WORK TO DO
Tell how many lines contain the word "xlabel". Reply with the number only.

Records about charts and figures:
-=-=-
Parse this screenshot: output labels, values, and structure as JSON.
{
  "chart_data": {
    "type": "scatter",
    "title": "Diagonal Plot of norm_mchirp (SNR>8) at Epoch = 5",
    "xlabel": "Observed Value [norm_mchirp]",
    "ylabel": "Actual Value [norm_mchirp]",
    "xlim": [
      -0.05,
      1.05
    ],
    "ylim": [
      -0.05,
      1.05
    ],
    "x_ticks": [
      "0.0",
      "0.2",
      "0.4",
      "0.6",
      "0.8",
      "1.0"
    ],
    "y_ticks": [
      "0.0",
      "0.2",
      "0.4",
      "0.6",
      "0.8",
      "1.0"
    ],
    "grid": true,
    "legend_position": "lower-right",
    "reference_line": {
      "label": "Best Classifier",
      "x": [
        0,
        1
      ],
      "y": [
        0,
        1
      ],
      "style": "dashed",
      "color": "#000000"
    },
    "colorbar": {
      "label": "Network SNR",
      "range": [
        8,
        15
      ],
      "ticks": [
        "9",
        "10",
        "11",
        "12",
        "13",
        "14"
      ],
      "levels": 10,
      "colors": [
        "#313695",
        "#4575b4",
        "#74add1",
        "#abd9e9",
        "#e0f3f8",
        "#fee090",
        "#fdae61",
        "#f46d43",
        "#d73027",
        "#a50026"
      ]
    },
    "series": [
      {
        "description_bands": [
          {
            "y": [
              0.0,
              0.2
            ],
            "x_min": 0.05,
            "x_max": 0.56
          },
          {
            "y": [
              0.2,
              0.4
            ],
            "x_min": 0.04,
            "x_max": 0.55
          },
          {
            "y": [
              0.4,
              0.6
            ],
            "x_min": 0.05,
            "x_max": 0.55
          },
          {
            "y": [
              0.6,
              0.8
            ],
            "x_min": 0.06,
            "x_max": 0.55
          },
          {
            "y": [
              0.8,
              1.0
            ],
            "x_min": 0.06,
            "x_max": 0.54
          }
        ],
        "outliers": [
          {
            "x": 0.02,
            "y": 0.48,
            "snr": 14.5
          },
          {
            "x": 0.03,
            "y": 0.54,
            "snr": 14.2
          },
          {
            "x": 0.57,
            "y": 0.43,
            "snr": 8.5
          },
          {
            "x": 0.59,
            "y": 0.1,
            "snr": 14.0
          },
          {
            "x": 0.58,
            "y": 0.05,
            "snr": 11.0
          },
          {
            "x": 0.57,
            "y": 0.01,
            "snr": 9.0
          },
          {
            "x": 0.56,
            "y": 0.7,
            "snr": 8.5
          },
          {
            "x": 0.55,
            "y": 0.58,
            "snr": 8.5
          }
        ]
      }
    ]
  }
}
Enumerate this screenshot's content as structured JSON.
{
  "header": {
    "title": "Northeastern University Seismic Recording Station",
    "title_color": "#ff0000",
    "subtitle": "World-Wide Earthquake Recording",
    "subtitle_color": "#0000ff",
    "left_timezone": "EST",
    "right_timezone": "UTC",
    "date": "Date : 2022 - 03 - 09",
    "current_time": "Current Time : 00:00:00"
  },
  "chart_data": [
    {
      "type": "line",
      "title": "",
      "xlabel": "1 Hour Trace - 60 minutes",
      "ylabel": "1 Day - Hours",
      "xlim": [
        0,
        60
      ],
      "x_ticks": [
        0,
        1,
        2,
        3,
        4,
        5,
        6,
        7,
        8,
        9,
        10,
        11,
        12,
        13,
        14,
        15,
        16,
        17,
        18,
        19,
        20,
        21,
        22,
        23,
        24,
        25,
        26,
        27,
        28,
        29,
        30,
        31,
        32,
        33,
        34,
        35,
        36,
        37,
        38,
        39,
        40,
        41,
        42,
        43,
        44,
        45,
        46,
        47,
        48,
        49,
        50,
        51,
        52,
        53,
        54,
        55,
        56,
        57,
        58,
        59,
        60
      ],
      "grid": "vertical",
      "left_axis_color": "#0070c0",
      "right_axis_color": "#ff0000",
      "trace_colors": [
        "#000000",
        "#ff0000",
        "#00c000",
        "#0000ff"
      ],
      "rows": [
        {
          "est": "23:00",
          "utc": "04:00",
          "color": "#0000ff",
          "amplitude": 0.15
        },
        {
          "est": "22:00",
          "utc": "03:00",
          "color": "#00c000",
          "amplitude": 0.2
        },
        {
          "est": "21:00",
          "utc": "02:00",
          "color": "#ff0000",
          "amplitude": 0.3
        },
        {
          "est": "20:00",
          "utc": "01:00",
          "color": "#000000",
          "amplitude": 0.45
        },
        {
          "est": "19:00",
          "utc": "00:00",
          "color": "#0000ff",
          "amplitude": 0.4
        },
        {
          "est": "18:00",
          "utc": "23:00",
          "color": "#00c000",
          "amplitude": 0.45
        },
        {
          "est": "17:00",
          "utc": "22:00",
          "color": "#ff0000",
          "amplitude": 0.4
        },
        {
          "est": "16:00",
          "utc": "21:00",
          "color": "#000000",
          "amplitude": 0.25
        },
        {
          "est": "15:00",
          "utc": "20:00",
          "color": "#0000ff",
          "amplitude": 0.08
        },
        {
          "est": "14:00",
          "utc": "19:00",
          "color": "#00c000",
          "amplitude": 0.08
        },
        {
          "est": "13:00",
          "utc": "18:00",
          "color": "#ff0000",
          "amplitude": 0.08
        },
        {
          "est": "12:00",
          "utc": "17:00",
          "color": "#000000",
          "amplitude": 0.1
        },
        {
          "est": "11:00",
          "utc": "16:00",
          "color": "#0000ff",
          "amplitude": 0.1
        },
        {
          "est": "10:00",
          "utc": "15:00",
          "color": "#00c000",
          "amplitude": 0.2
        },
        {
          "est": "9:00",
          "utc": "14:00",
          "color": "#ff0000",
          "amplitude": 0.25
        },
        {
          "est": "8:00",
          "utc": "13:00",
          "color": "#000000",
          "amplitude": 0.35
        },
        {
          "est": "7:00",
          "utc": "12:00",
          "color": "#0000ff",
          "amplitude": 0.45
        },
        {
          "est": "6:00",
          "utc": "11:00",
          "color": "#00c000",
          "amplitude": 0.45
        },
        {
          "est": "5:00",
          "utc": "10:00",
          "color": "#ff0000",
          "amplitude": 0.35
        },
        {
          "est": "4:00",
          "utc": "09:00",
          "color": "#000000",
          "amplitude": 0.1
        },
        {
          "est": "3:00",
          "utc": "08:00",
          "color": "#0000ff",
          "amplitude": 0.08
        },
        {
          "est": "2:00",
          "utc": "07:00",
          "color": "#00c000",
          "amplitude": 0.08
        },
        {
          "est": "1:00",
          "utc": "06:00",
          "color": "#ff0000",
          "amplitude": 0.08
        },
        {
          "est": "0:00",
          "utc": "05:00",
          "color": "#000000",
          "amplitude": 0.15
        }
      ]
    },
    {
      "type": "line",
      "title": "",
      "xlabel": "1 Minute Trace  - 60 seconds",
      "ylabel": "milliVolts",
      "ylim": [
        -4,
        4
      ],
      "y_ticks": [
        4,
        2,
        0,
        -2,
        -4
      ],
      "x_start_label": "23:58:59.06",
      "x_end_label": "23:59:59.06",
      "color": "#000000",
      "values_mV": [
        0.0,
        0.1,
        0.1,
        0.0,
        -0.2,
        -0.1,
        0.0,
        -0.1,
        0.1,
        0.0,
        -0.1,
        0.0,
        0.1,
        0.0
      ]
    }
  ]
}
-=-=-
PROBLEM SOLUTION
3